Pull out each line of the records holding the string "this".

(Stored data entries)

========================

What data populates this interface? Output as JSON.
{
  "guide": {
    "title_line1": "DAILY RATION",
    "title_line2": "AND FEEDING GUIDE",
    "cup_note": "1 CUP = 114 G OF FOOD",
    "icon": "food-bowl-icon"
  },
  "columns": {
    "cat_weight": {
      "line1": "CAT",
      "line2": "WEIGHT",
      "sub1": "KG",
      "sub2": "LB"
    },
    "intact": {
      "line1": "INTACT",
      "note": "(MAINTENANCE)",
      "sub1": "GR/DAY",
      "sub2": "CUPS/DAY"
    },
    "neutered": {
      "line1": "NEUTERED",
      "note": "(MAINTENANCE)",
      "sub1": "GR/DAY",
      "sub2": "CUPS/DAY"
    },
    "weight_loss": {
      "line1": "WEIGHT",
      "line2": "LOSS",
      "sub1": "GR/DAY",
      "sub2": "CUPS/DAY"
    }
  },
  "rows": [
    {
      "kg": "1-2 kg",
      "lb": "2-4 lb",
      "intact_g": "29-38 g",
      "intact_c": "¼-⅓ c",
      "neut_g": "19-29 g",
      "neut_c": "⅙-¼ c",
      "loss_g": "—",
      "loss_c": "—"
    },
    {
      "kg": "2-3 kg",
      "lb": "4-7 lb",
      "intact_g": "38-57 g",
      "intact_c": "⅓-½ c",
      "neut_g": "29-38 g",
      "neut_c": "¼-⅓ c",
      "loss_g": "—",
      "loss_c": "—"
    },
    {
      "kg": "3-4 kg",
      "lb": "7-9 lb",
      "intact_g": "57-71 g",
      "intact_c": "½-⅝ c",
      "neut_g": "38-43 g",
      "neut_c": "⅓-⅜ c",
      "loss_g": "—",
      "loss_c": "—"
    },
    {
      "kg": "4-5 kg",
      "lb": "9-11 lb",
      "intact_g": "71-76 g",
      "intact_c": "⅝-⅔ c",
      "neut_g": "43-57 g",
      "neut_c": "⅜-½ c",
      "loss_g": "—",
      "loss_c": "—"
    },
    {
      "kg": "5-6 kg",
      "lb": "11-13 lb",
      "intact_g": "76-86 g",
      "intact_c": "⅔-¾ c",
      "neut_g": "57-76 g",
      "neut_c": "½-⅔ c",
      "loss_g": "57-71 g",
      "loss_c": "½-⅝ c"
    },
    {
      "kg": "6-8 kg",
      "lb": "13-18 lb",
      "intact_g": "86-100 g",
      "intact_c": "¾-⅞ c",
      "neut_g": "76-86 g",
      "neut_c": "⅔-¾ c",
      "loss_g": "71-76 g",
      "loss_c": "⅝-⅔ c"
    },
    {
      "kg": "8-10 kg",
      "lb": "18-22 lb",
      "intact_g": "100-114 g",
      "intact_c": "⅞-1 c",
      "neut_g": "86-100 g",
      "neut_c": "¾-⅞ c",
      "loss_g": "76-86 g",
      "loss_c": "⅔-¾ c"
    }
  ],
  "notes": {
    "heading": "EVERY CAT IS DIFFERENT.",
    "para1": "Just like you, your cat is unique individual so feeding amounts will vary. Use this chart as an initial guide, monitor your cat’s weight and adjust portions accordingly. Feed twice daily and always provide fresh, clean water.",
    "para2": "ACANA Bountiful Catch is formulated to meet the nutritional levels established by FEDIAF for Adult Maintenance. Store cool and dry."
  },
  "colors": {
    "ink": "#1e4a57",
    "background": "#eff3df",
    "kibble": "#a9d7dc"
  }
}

========================

> FULL RESPONSE
What data populates this interface? Output as JSON.
    "para1": "Just like you, your cat is unique individual so feeding amounts will vary. Use this chart as an initial guide, monitor your cat’s weight and adjust portions accordingly. Feed twice daily and always provide fresh, clean water.",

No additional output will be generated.